_WHAT THE EXERCISE ASKS_
Will you write out all the entries below exactly?

====== EXERCISE INPUT

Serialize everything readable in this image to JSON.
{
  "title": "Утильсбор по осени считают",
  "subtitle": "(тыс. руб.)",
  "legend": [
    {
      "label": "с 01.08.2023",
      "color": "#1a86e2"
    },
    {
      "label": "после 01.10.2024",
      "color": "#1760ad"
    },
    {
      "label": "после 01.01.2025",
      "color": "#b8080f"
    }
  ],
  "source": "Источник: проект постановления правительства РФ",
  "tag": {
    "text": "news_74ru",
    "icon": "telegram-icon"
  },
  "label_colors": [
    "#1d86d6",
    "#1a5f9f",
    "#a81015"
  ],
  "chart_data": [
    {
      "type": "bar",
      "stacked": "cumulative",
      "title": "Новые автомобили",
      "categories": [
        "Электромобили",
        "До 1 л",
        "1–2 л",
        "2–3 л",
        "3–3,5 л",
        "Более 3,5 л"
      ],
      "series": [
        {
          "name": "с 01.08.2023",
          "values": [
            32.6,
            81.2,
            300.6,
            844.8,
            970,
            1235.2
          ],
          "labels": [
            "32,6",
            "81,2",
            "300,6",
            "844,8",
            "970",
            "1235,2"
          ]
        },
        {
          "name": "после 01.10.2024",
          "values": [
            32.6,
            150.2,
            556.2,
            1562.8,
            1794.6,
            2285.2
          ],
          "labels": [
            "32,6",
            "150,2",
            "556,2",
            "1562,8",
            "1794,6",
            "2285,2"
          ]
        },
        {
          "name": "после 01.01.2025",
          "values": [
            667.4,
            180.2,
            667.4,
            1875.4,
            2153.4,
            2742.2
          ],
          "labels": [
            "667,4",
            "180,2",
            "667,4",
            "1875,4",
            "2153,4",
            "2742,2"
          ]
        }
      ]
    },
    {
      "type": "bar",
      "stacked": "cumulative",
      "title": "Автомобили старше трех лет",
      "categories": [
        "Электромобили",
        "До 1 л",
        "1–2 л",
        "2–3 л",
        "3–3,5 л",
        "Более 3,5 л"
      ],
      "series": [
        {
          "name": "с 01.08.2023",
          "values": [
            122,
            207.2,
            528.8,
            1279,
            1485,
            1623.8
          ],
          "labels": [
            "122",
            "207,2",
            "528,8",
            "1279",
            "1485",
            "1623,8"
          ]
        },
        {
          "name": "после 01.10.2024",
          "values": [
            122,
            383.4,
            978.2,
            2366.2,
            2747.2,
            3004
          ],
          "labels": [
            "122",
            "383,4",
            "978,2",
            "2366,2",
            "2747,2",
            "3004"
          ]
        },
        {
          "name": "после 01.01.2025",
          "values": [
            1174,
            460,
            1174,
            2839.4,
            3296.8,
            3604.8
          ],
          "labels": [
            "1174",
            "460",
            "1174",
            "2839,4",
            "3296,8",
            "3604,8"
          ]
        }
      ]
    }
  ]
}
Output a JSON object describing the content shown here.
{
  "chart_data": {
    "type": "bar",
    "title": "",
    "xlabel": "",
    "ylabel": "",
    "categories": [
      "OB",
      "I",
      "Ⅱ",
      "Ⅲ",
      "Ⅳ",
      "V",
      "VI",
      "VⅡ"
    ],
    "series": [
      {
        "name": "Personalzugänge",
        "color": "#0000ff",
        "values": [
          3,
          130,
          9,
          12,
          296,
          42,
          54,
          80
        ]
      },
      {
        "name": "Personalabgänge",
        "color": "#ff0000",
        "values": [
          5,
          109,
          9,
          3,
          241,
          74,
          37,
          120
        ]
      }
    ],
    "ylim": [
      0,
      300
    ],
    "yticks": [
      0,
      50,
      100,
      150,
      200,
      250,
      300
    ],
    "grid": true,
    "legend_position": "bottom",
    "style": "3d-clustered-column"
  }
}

============

_REPLY TO THE TASK_
Serialize everything readable in this image to JSON.
{
  "title": "Утильсбор по осени считают",
  "subtitle": "(тыс. руб.)",
  "legend": [
    {
      "label": "с 01.08.2023",
      "color": "#1a86e2"
    },
    {
      "label": "после 01.10.2024",
      "color": "#1760ad"
    },
    {
      "label": "после 01.01.2025",
      "color": "#b8080f"
    }
  ],
  "source": "Источник: проект постановления правительства РФ",
  "tag": {
    "text": "news_74ru",
    "icon": "telegram-icon"
  },
  "label_colors": [
    "#1d86d6",
    "#1a5f9f",
    "#a81015"
  ],
  "chart_data": [
    {
      "type": "bar",
      "stacked": "cumulative",
      "title": "Новые автомобили",
      "categories": [
        "Электромобили",
        "До 1 л",
        "1–2 л",
        "2–3 л",
        "3–3,5 л",
        "Более 3,5 л"
      ],
      "series": [
        {
          "name": "с 01.08.2023",
          "values": [
            32.6,
            81.2,
            300.6,
            844.8,
            970,
            1235.2
          ],
          "labels": [
            "32,6",
            "81,2",
            "300,6",
            "844,8",
            "970",
            "1235,2"
          ]
        },
        {
          "name": "после 01.10.2024",
          "values": [
            32.6,
            150.2,
            556.2,
            1562.8,
            1794.6,
            2285.2
          ],
          "labels": [
            "32,6",
            "150,2",
            "556,2",
            "1562,8",
            "1794,6",
            "2285,2"
          ]
        },
        {
          "name": "после 01.01.2025",
          "values": [
            667.4,
            180.2,
            667.4,
            1875.4,
            2153.4,
            2742.2
          ],
          "labels": [
            "667,4",
            "180,2",
            "667,4",
            "1875,4",
            "2153,4",
            "2742,2"
          ]
        }
      ]
    },
    {
      "type": "bar",
      "stacked": "cumulative",
      "title": "Автомобили старше трех лет",
      "categories": [
        "Электромобили",
        "До 1 л",
        "1–2 л",
        "2–3 л",
        "3–3,5 л",
        "Более 3,5 л"
      ],
      "series": [
        {
          "name": "с 01.08.2023",
          "values": [
            122,
            207.2,
            528.8,
            1279,
            1485,
            1623.8
          ],
          "labels": [
            "122",
            "207,2",
            "528,8",
            "1279",
            "1485",
            "1623,8"
          ]
        },
        {
          "name": "после 01.10.2024",
          "values": [
            122,
            383.4,
            978.2,
            2366.2,
            2747.2,
            3004
          ],
          "labels": [
            "122",
            "383,4",
            "978,2",
            "2366,2",
            "2747,2",
            "3004"
          ]
        },
        {
          "name": "после 01.01.2025",
          "values": [
            1174,
            460,
            1174,
            2839.4,
            3296.8,
            3604.8
          ],
          "labels": [
            "1174",
            "460",
            "1174",
            "2839,4",
            "3296,8",
            "3604,8"
          ]
        }
      ]
    }
  ]
}
Output a JSON object describing the content shown here.
{
  "chart_data": {
    "type": "bar",
    "title": "",
    "xlabel": "",
    "ylabel": "",
    "categories": [
      "OB",
      "I",
      "Ⅱ",
      "Ⅲ",
      "Ⅳ",
      "V",
      "VI",
      "VⅡ"
    ],
    "series": [
      {
        "name": "Personalzugänge",
        "color": "#0000ff",
        "values": [
          3,
          130,
          9,
          12,
          296,
          42,
          54,
          80
        ]
      },
      {
        "name": "Personalabgänge",
        "color": "#ff0000",
        "values": [
          5,
          109,
          9,
          3,
          241,
          74,
          37,
          120
        ]
      }
    ],
    "ylim": [
      0,
      300
    ],
    "yticks": [
      0,
      50,
      100,
      150,
      200,
      250,
      300
    ],
    "grid": true,
    "legend_position": "bottom",
    "style": "3d-clustered-column"
  }
}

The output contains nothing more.